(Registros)
################
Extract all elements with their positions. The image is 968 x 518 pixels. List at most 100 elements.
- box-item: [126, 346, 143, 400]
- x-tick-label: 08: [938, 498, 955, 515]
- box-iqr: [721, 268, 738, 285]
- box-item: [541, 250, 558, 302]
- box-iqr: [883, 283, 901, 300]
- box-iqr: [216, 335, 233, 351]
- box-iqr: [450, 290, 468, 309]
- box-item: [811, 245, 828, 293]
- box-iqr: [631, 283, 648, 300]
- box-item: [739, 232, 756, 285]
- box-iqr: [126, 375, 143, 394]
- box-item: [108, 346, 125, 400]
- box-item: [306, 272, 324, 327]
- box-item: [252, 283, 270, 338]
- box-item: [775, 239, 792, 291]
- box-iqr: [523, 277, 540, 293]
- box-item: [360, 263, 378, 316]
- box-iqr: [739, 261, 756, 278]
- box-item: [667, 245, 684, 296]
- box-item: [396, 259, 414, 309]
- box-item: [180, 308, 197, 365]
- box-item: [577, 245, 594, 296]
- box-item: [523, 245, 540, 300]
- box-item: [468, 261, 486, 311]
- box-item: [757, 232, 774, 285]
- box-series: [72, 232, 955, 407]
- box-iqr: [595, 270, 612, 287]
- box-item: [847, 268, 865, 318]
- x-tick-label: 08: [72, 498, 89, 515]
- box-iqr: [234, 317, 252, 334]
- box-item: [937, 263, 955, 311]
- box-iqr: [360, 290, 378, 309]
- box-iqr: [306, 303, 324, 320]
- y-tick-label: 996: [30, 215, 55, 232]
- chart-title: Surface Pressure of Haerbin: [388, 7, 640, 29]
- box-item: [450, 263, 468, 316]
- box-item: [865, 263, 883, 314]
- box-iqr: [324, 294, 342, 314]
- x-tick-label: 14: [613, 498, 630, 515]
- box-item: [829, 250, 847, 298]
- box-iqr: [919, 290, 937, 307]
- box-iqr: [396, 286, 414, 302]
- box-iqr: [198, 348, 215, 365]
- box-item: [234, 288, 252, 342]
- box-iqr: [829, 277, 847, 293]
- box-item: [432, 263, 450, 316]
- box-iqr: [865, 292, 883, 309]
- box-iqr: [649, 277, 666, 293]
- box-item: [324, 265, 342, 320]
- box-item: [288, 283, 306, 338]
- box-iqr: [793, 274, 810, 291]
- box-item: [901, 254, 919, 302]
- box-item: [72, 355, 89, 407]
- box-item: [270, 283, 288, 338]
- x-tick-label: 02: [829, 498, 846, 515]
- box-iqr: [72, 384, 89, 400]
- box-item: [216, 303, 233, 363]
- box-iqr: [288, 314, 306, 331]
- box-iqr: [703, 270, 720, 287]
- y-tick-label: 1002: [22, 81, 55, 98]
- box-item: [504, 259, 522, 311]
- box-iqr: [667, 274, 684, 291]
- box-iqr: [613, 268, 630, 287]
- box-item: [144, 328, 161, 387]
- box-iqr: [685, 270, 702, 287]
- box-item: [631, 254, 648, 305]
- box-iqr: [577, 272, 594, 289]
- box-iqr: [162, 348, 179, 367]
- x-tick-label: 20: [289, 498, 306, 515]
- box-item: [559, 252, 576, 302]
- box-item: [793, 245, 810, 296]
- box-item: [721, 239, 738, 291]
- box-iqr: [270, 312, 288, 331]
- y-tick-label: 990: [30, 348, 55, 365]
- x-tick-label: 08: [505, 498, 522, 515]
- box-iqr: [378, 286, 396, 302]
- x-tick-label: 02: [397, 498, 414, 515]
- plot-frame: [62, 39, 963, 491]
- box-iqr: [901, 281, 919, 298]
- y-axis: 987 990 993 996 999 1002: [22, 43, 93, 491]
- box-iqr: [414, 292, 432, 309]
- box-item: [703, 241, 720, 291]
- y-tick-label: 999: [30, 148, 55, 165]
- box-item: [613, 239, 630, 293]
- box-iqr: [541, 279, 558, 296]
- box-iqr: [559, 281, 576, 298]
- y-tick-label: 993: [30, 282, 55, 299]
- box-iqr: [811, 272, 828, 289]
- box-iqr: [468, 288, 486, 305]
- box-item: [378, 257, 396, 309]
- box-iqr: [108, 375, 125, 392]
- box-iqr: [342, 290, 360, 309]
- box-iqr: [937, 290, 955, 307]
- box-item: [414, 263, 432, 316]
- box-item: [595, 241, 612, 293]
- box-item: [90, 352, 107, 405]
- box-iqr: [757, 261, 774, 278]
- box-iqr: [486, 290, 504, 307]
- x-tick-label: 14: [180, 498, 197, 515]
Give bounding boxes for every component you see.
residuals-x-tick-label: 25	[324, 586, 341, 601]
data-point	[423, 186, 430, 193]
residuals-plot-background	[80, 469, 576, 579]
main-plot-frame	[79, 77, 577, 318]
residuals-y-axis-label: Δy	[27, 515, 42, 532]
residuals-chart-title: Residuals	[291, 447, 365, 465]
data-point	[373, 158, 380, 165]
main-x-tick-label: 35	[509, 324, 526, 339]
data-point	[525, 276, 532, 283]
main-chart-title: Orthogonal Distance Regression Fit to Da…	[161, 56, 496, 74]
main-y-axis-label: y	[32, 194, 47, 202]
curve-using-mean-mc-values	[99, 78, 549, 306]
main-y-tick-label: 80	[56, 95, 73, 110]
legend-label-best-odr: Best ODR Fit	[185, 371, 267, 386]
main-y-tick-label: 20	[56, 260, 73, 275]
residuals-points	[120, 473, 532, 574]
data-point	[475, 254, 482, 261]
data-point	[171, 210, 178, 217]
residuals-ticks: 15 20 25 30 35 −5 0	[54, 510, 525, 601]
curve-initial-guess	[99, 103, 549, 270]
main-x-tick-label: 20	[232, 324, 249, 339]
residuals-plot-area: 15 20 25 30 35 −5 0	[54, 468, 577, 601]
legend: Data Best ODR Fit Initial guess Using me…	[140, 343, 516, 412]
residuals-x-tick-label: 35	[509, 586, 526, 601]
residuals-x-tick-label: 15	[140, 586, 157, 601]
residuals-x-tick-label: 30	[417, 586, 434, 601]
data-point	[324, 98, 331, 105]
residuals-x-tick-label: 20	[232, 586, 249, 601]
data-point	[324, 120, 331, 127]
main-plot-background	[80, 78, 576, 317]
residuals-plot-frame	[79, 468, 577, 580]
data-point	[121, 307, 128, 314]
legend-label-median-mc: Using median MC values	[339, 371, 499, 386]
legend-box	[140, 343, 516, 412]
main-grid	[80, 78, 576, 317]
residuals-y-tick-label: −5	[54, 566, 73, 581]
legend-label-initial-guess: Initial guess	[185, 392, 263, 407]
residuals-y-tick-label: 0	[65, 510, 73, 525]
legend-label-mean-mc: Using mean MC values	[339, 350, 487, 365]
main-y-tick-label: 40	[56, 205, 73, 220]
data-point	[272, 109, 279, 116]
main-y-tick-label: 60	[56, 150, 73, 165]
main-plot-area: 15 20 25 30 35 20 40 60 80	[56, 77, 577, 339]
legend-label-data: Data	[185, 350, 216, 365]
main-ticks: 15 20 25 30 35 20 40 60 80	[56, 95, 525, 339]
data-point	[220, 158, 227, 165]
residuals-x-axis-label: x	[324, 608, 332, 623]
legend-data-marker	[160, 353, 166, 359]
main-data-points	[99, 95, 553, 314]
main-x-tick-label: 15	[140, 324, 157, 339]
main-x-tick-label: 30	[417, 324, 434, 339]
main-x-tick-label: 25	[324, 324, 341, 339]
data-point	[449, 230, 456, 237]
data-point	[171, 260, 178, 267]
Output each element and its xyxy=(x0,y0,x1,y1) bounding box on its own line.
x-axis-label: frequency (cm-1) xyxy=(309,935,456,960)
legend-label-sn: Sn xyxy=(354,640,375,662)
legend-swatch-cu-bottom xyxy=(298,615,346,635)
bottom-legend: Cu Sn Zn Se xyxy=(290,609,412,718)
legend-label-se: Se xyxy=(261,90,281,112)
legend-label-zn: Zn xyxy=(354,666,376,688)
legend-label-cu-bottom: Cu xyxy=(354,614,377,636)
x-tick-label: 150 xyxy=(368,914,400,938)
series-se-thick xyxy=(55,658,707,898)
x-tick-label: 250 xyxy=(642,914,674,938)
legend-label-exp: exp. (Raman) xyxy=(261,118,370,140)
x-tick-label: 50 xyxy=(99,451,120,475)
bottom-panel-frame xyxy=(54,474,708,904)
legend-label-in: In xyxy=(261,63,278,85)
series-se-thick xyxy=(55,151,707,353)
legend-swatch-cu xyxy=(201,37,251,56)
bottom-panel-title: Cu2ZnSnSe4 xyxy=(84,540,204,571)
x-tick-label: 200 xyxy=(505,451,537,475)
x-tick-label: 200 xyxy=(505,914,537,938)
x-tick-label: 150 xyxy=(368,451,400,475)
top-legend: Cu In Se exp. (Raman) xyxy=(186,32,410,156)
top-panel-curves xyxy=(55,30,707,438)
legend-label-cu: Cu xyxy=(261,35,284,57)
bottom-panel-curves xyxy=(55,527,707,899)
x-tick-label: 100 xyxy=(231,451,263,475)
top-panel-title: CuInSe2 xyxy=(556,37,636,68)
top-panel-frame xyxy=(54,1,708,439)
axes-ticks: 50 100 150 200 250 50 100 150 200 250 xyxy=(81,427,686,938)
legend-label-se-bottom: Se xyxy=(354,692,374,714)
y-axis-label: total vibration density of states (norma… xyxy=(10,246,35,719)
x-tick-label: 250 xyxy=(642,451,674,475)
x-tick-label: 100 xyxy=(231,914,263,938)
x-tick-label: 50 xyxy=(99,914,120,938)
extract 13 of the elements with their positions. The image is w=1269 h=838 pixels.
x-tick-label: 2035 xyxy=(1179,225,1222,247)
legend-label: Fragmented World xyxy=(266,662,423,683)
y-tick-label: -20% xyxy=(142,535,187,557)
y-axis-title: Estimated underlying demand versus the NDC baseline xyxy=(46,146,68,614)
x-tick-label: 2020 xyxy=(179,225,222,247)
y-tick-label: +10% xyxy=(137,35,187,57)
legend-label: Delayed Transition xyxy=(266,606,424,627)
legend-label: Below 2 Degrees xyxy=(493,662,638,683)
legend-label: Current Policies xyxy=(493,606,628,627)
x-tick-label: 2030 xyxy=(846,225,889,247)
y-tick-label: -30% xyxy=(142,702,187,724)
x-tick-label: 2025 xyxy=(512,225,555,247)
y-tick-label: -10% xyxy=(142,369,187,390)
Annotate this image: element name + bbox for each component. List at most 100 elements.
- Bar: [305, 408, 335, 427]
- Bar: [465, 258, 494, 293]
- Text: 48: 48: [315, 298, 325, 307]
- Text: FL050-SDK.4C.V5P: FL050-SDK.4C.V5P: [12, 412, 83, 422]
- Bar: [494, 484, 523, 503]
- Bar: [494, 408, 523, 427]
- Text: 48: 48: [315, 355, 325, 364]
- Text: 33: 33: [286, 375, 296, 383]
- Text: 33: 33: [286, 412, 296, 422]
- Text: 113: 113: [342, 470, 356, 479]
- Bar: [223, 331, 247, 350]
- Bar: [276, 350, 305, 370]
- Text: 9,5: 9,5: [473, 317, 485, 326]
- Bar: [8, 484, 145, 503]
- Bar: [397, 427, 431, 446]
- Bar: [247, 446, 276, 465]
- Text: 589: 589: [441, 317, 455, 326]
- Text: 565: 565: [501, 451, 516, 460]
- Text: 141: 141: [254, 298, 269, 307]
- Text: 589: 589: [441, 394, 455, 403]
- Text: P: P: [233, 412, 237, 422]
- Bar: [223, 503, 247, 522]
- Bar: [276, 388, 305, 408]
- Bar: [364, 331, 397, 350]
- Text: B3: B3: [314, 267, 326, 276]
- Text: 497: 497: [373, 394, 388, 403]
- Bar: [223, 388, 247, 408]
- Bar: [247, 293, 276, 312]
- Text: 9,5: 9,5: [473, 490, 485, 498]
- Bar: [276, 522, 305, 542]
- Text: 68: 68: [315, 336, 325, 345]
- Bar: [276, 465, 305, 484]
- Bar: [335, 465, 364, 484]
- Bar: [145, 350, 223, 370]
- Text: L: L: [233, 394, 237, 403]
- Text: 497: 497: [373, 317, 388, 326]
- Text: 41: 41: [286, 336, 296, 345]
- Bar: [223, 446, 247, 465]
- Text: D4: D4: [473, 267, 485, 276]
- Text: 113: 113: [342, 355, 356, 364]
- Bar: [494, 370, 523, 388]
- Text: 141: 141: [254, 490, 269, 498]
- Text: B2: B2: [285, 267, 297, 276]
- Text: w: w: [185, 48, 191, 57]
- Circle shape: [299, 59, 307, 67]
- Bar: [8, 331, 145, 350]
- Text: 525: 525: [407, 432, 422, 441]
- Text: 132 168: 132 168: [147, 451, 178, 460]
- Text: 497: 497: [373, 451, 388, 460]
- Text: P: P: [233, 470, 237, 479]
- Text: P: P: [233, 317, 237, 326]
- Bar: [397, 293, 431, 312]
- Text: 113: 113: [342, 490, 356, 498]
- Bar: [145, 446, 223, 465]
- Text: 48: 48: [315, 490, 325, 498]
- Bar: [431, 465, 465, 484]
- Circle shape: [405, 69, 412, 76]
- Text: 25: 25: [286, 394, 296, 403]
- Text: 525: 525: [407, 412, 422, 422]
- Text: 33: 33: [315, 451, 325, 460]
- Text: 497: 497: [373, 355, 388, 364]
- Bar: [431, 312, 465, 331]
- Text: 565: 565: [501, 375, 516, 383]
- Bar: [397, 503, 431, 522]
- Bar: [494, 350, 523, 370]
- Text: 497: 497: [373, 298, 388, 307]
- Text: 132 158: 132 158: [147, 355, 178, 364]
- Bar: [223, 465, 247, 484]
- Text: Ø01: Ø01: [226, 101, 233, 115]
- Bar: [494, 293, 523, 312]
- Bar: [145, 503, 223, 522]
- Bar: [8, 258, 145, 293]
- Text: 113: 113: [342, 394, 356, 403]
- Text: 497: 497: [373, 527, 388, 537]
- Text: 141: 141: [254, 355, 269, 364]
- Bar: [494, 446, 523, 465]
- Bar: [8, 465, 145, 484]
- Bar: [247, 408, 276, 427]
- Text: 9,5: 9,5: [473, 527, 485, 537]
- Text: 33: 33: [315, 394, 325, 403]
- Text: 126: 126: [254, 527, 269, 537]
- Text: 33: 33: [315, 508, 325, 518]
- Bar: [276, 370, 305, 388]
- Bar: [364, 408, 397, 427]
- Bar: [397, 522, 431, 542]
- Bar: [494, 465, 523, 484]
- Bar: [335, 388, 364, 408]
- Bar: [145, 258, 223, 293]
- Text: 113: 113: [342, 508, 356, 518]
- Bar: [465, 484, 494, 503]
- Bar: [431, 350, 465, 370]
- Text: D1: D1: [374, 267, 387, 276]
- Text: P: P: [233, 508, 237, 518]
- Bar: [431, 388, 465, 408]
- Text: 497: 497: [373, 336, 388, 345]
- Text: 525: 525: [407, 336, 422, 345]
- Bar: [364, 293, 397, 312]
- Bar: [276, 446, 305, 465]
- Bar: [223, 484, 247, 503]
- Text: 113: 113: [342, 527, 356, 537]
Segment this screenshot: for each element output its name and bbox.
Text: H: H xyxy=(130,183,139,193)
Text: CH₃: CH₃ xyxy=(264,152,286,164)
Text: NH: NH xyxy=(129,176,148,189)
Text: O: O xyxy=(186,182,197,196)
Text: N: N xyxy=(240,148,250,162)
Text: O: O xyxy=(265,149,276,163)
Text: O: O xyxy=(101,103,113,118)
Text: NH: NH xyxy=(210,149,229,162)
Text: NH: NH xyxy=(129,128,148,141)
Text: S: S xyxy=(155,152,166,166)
################
• Tarefa
Copie sem nenhuma mudança as linhas dos registros acima, desde a primeira até a linha que contém "- box-iqr: [523, 277, 540, 293]", incluindo as duas pontas.

• Solução
Extract all elements with their positions. The image is 968 x 518 pixels. List at most 100 elements.
- box-item: [126, 346, 143, 400]
- x-tick-label: 08: [938, 498, 955, 515]
- box-iqr: [721, 268, 738, 285]
- box-item: [541, 250, 558, 302]
- box-iqr: [883, 283, 901, 300]
- box-iqr: [216, 335, 233, 351]
- box-iqr: [450, 290, 468, 309]
- box-item: [811, 245, 828, 293]
- box-iqr: [631, 283, 648, 300]
- box-item: [739, 232, 756, 285]
- box-iqr: [126, 375, 143, 394]
- box-item: [108, 346, 125, 400]
- box-item: [306, 272, 324, 327]
- box-item: [252, 283, 270, 338]
- box-item: [775, 239, 792, 291]
- box-iqr: [523, 277, 540, 293]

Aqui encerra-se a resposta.